*Objective*. Quote all of the data that follows exactly as written, skipping the images.

*Dataset records*.
+---+
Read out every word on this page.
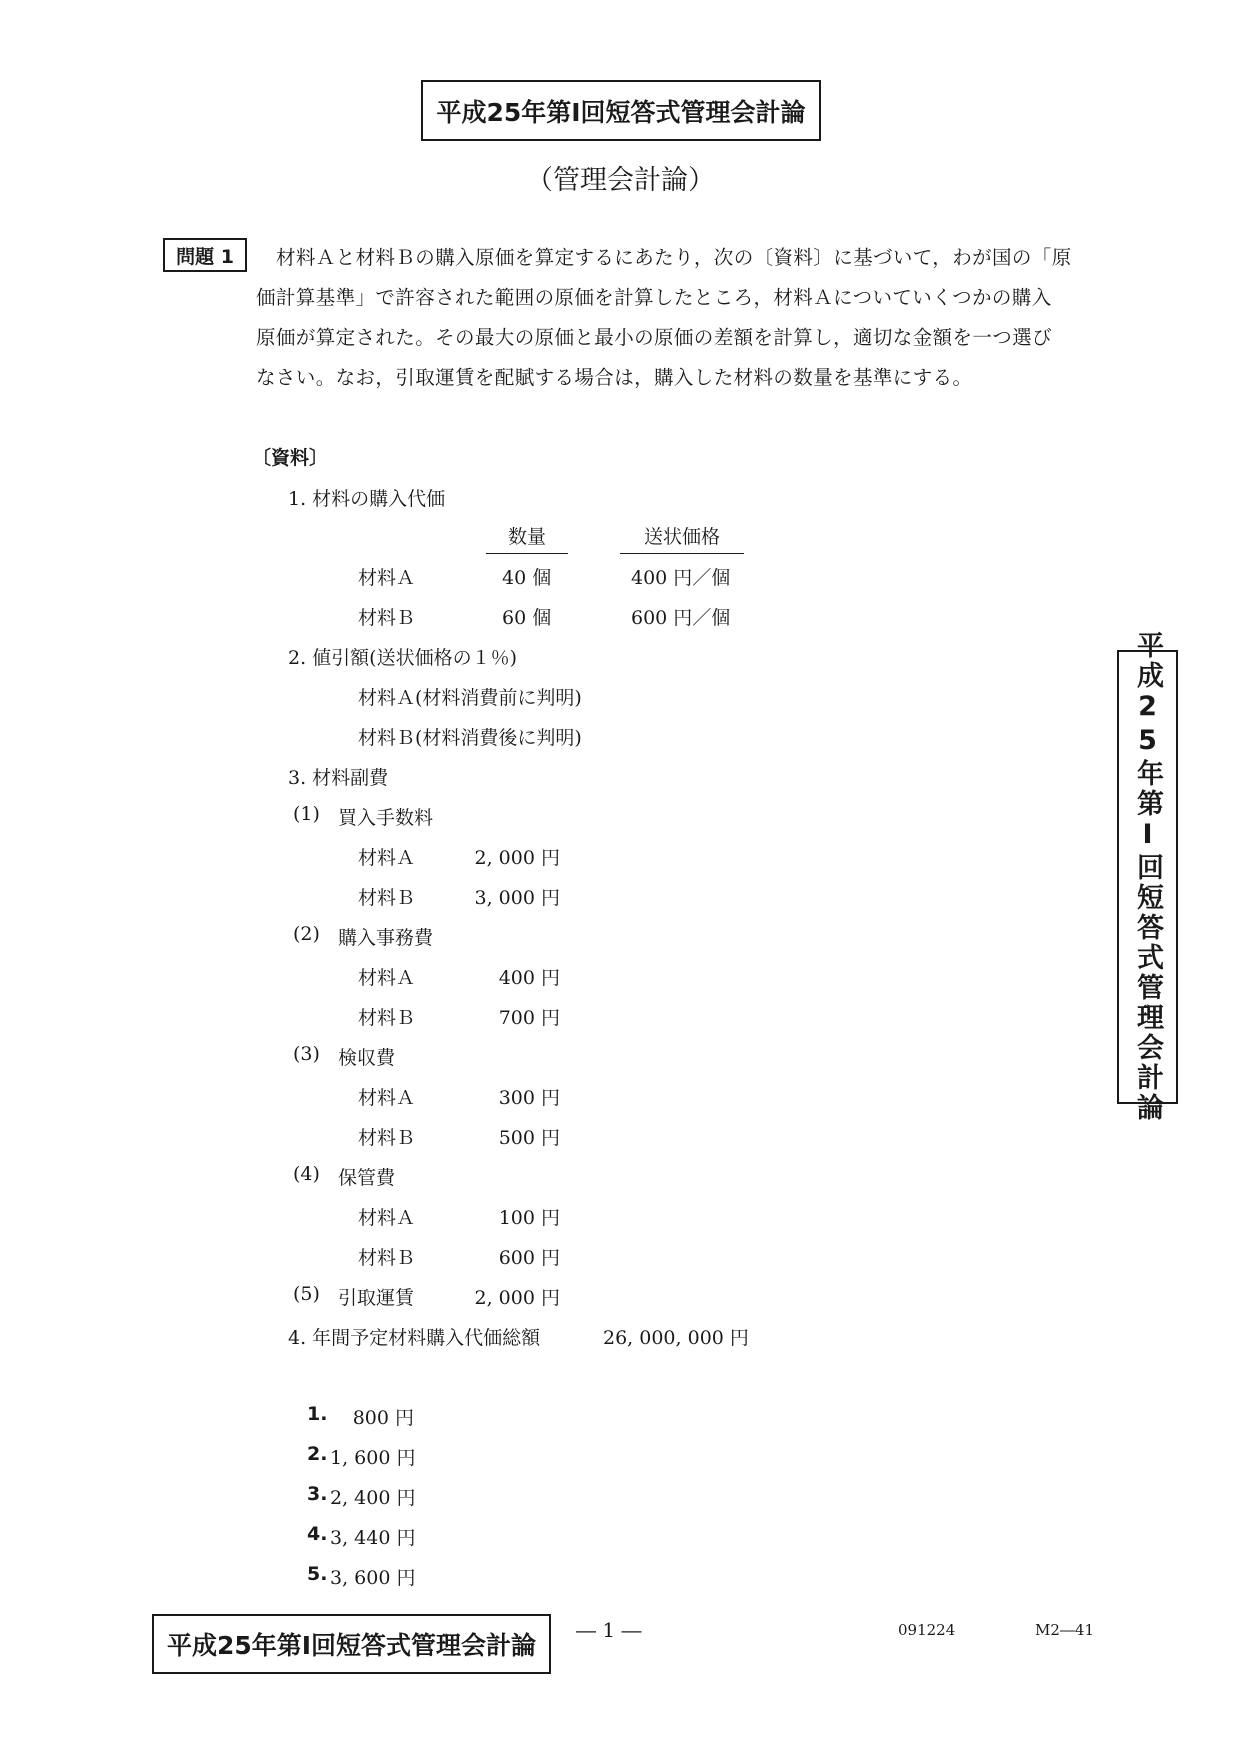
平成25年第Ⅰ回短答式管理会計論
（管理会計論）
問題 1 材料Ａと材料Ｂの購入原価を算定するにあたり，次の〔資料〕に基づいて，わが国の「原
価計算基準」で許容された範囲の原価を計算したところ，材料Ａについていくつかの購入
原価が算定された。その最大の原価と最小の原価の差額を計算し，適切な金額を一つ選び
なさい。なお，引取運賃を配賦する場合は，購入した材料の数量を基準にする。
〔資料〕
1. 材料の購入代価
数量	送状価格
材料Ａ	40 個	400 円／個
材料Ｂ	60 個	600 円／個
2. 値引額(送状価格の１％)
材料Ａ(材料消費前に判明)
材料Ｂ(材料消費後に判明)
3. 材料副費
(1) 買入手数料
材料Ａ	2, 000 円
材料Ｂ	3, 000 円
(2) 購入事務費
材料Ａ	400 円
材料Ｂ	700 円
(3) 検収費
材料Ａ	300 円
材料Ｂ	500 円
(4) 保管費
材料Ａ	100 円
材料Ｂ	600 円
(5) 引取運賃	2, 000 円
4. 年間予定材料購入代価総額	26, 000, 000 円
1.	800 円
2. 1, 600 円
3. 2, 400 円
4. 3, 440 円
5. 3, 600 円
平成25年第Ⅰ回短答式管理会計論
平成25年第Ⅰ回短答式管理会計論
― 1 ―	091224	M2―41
+---+
*Response to this task*.
Read out every word on this page.
平成25年第Ⅰ回短答式管理会計論
（管理会計論）
問題 1 材料Ａと材料Ｂの購入原価を算定するにあたり，次の〔資料〕に基づいて，わが国の「原
価計算基準」で許容された範囲の原価を計算したところ，材料Ａについていくつかの購入
原価が算定された。その最大の原価と最小の原価の差額を計算し，適切な金額を一つ選び
なさい。なお，引取運賃を配賦する場合は，購入した材料の数量を基準にする。
〔資料〕
1. 材料の購入代価
数量	送状価格
材料Ａ	40 個	400 円／個
材料Ｂ	60 個	600 円／個
2. 値引額(送状価格の１％)
材料Ａ(材料消費前に判明)
材料Ｂ(材料消費後に判明)
3. 材料副費
(1) 買入手数料
材料Ａ	2, 000 円
材料Ｂ	3, 000 円
(2) 購入事務費
材料Ａ	400 円
材料Ｂ	700 円
(3) 検収費
材料Ａ	300 円
材料Ｂ	500 円
(4) 保管費
材料Ａ	100 円
材料Ｂ	600 円
(5) 引取運賃	2, 000 円
4. 年間予定材料購入代価総額	26, 000, 000 円
1.	800 円
2. 1, 600 円
3. 2, 400 円
4. 3, 440 円
5. 3, 600 円
平成25年第Ⅰ回短答式管理会計論
平成25年第Ⅰ回短答式管理会計論
― 1 ―	091224	M2―41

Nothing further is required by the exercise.